DIRECTIVE: Transcribe all of the material below word for word and leave out its pictures.

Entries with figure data

* BEGIN *

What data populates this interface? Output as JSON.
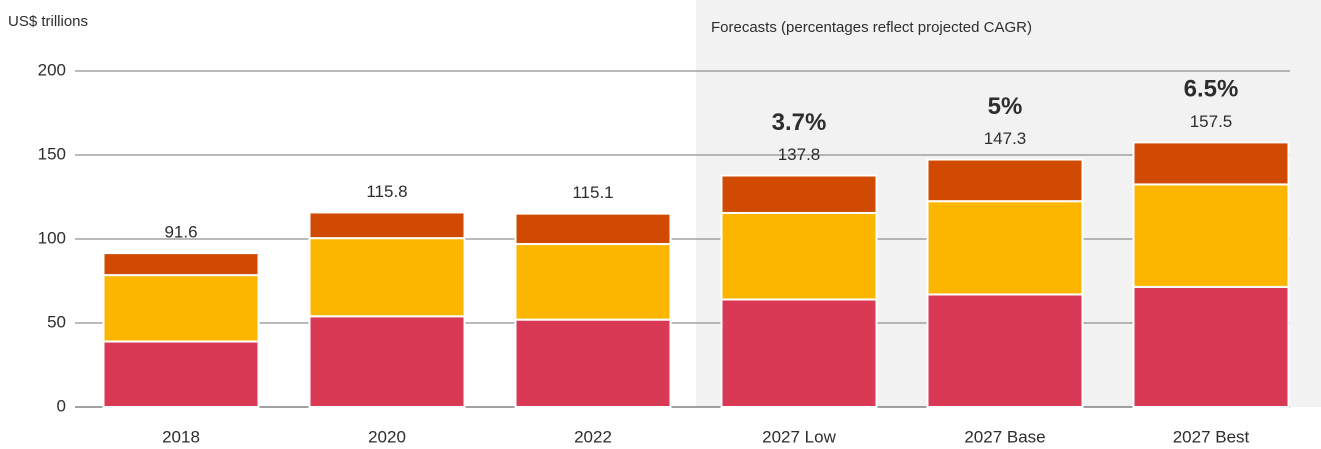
{
  "chart_data": {
    "type": "stacked_bar",
    "y_axis_label": "US$ trillions",
    "categories": [
      "2018",
      "2020",
      "2022",
      "2027 Low",
      "2027 Base",
      "2027 Best"
    ],
    "series": [
      {
        "color": "#d93954",
        "values": [
          39,
          54,
          52,
          64,
          67,
          71.5
        ]
      },
      {
        "color": "#fdb600",
        "values": [
          39.5,
          46.5,
          45,
          51.5,
          55.5,
          61
        ]
      },
      {
        "color": "#d04a02",
        "values": [
          13.1,
          15.3,
          18.1,
          22.3,
          24.8,
          25
        ]
      }
    ],
    "totals": [
      91.6,
      115.8,
      115.1,
      137.8,
      147.3,
      157.5
    ],
    "forecast": {
      "label": "Forecasts (percentages reflect projected CAGR)",
      "start": "2027 Low",
      "color": "#f2f2f2"
    },
    "cagr": {
      "categories": [
        "2027 Low",
        "2027 Base",
        "2027 Best"
      ],
      "labels": [
        "3.7%",
        "5%",
        "6.5%"
      ]
    },
    "ylim": [
      0,
      200
    ],
    "yticks": [
      0,
      50,
      100,
      150,
      200
    ],
    "grid": true
  }
}
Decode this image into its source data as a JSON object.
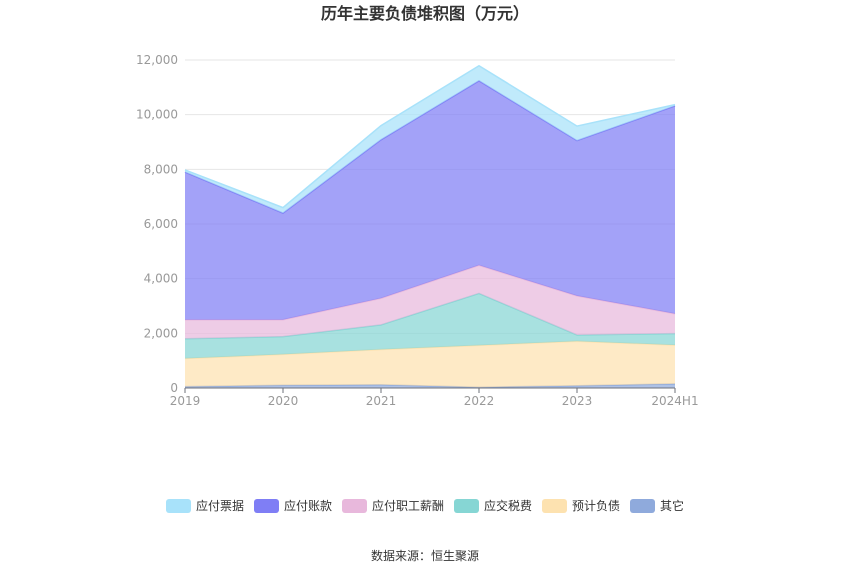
{
  "chart_data": {
    "type": "area",
    "stacked": true,
    "title": "历年主要负债堆积图（万元）",
    "categories": [
      "2019",
      "2020",
      "2021",
      "2022",
      "2023",
      "2024H1"
    ],
    "y_ticks": [
      "0",
      "2,000",
      "4,000",
      "6,000",
      "8,000",
      "10,000",
      "12,000"
    ],
    "ylim": [
      0,
      12000
    ],
    "grid": true,
    "legend_position": "bottom",
    "series": [
      {
        "name": "其它",
        "color": "#8faadc",
        "values": [
          50,
          100,
          120,
          30,
          80,
          150
        ]
      },
      {
        "name": "预计负债",
        "color": "#fde2b0",
        "values": [
          1030,
          1130,
          1290,
          1530,
          1630,
          1420
        ]
      },
      {
        "name": "应交税费",
        "color": "#86d6d4",
        "values": [
          720,
          650,
          900,
          1900,
          230,
          420
        ]
      },
      {
        "name": "应付职工薪酬",
        "color": "#e8b8dc",
        "values": [
          700,
          620,
          970,
          1030,
          1430,
          730
        ]
      },
      {
        "name": "应付账款",
        "color": "#7f7ef5",
        "values": [
          5400,
          3900,
          5800,
          6750,
          5680,
          7600
        ]
      },
      {
        "name": "应付票据",
        "color": "#a8e2fa",
        "values": [
          80,
          200,
          520,
          550,
          530,
          50
        ]
      }
    ],
    "legend_order": [
      "应付票据",
      "应付账款",
      "应付职工薪酬",
      "应交税费",
      "预计负债",
      "其它"
    ]
  },
  "footer": {
    "source": "数据来源：恒生聚源"
  }
}
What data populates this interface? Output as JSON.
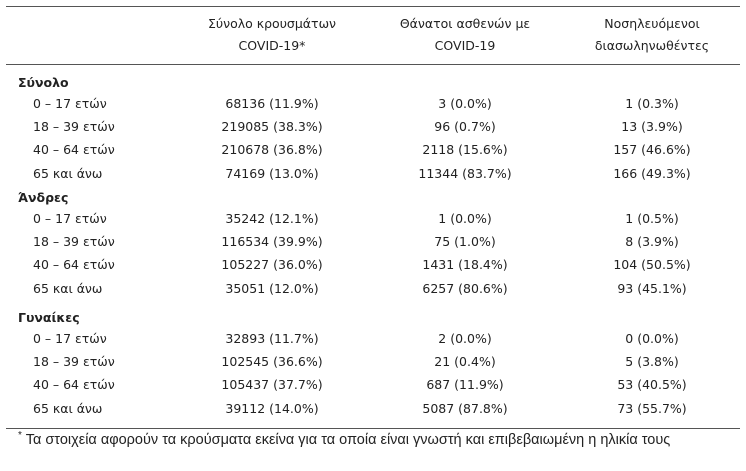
{
  "table": {
    "columns": [
      [
        "Σύνολο κρουσμάτων",
        "COVID-19*"
      ],
      [
        "Θάνατοι ασθενών με",
        "COVID-19"
      ],
      [
        "Νοσηλευόμενοι",
        "διασωληνωθέντες"
      ]
    ],
    "groups": [
      {
        "title": "Σύνολο",
        "rows": [
          [
            "0 – 17 ετών",
            "68136 (11.9%)",
            "3 (0.0%)",
            "1 (0.3%)"
          ],
          [
            "18 – 39 ετών",
            "219085 (38.3%)",
            "96 (0.7%)",
            "13 (3.9%)"
          ],
          [
            "40 – 64 ετών",
            "210678 (36.8%)",
            "2118 (15.6%)",
            "157 (46.6%)"
          ],
          [
            "65 και άνω",
            "74169 (13.0%)",
            "11344 (83.7%)",
            "166 (49.3%)"
          ]
        ]
      },
      {
        "title": "Άνδρες",
        "rows": [
          [
            "0 – 17 ετών",
            "35242 (12.1%)",
            "1 (0.0%)",
            "1 (0.5%)"
          ],
          [
            "18 – 39 ετών",
            "116534 (39.9%)",
            "75 (1.0%)",
            "8 (3.9%)"
          ],
          [
            "40 – 64 ετών",
            "105227 (36.0%)",
            "1431 (18.4%)",
            "104 (50.5%)"
          ],
          [
            "65 και άνω",
            "35051 (12.0%)",
            "6257 (80.6%)",
            "93 (45.1%)"
          ]
        ]
      },
      {
        "title": "Γυναίκες",
        "rows": [
          [
            "0 – 17 ετών",
            "32893 (11.7%)",
            "2 (0.0%)",
            "0 (0.0%)"
          ],
          [
            "18 – 39 ετών",
            "102545 (36.6%)",
            "21 (0.4%)",
            "5 (3.8%)"
          ],
          [
            "40 – 64 ετών",
            "105437 (37.7%)",
            "687 (11.9%)",
            "53 (40.5%)"
          ],
          [
            "65 και άνω",
            "39112 (14.0%)",
            "5087 (87.8%)",
            "73 (55.7%)"
          ]
        ]
      }
    ]
  },
  "footnote": {
    "marker": "*",
    "text": "Τα στοιχεία αφορούν τα κρούσματα εκείνα για τα οποία είναι γνωστή και επιβεβαιωμένη η ηλικία τους"
  }
}
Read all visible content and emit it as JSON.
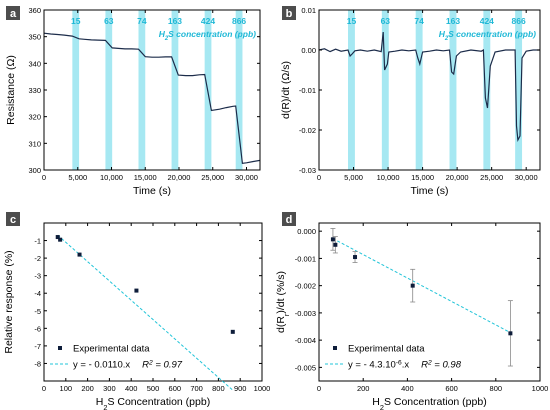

* END *

FINAL ANSWER:
What data populates this interface? Output as JSON.
{
  "chart_data": {
    "type": "stacked_bar",
    "y_axis_label": "US$ trillions",
    "categories": [
      "2018",
      "2020",
      "2022",
      "2027 Low",
      "2027 Base",
      "2027 Best"
    ],
    "series": [
      {
        "color": "#d93954",
        "values": [
          39,
          54,
          52,
          64,
          67,
          71.5
        ]
      },
      {
        "color": "#fdb600",
        "values": [
          39.5,
          46.5,
          45,
          51.5,
          55.5,
          61
        ]
      },
      {
        "color": "#d04a02",
        "values": [
          13.1,
          15.3,
          18.1,
          22.3,
          24.8,
          25
        ]
      }
    ],
    "totals": [
      91.6,
      115.8,
      115.1,
      137.8,
      147.3,
      157.5
    ],
    "forecast": {
      "label": "Forecasts (percentages reflect projected CAGR)",
      "start": "2027 Low",
      "color": "#f2f2f2"
    },
    "cagr": {
      "categories": [
        "2027 Low",
        "2027 Base",
        "2027 Best"
      ],
      "labels": [
        "3.7%",
        "5%",
        "6.5%"
      ]
    },
    "ylim": [
      0,
      200
    ],
    "yticks": [
      0,
      50,
      100,
      150,
      200
    ],
    "grid": true
  }
}
Decode this image into its source data as a JSON object.
{
  "chart_data": {
    "type": "area",
    "stacked": true,
    "title": "历年主要负债堆积图（万元）",
    "categories": [
      "2019",
      "2020",
      "2021",
      "2022",
      "2023",
      "2024H1"
    ],
    "y_ticks": [
      "0",
      "2,000",
      "4,000",
      "6,000",
      "8,000",
      "10,000",
      "12,000"
    ],
    "ylim": [
      0,
      12000
    ],
    "grid": true,
    "legend_position": "bottom",
    "series": [
      {
        "name": "其它",
        "color": "#8faadc",
        "values": [
          50,
          100,
          120,
          30,
          80,
          150
        ]
      },
      {
        "name": "预计负债",
        "color": "#fde2b0",
        "values": [
          1030,
          1130,
          1290,
          1530,
          1630,
          1420
        ]
      },
      {
        "name": "应交税费",
        "color": "#86d6d4",
        "values": [
          720,
          650,
          900,
          1900,
          230,
          420
        ]
      },
      {
        "name": "应付职工薪酬",
        "color": "#e8b8dc",
        "values": [
          700,
          620,
          970,
          1030,
          1430,
          730
        ]
      },
      {
        "name": "应付账款",
        "color": "#7f7ef5",
        "values": [
          5400,
          3900,
          5800,
          6750,
          5680,
          7600
        ]
      },
      {
        "name": "应付票据",
        "color": "#a8e2fa",
        "values": [
          80,
          200,
          520,
          550,
          530,
          50
        ]
      }
    ],
    "legend_order": [
      "应付票据",
      "应付账款",
      "应付职工薪酬",
      "应交税费",
      "预计负债",
      "其它"
    ]
  },
  "footer": {
    "source": "数据来源：恒生聚源"
  }
}
What data populates this interface? Output as JSON.
{
  "table": {
    "columns": [
      [
        "Σύνολο κρουσμάτων",
        "COVID-19*"
      ],
      [
        "Θάνατοι ασθενών με",
        "COVID-19"
      ],
      [
        "Νοσηλευόμενοι",
        "διασωληνωθέντες"
      ]
    ],
    "groups": [
      {
        "title": "Σύνολο",
        "rows": [
          [
            "0 – 17 ετών",
            "68136 (11.9%)",
            "3 (0.0%)",
            "1 (0.3%)"
          ],
          [
            "18 – 39 ετών",
            "219085 (38.3%)",
            "96 (0.7%)",
            "13 (3.9%)"
          ],
          [
            "40 – 64 ετών",
            "210678 (36.8%)",
            "2118 (15.6%)",
            "157 (46.6%)"
          ],
          [
            "65 και άνω",
            "74169 (13.0%)",
            "11344 (83.7%)",
            "166 (49.3%)"
          ]
        ]
      },
      {
        "title": "Άνδρες",
        "rows": [
          [
            "0 – 17 ετών",
            "35242 (12.1%)",
            "1 (0.0%)",
            "1 (0.5%)"
          ],
          [
            "18 – 39 ετών",
            "116534 (39.9%)",
            "75 (1.0%)",
            "8 (3.9%)"
          ],
          [
            "40 – 64 ετών",
            "105227 (36.0%)",
            "1431 (18.4%)",
            "104 (50.5%)"
          ],
          [
            "65 και άνω",
            "35051 (12.0%)",
            "6257 (80.6%)",
            "93 (45.1%)"
          ]
        ]
      },
      {
        "title": "Γυναίκες",
        "rows": [
          [
            "0 – 17 ετών",
            "32893 (11.7%)",
            "2 (0.0%)",
            "0 (0.0%)"
          ],
          [
            "18 – 39 ετών",
            "102545 (36.6%)",
            "21 (0.4%)",
            "5 (3.8%)"
          ],
          [
            "40 – 64 ετών",
            "105437 (37.7%)",
            "687 (11.9%)",
            "53 (40.5%)"
          ],
          [
            "65 και άνω",
            "39112 (14.0%)",
            "5087 (87.8%)",
            "73 (55.7%)"
          ]
        ]
      }
    ]
  },
  "footnote": {
    "marker": "*",
    "text": "Τα στοιχεία αφορούν τα κρούσματα εκείνα για τα οποία είναι γνωστή και επιβεβαιωμένη η ηλικία τους"
  }
}
Read all visible content and emit it as JSON.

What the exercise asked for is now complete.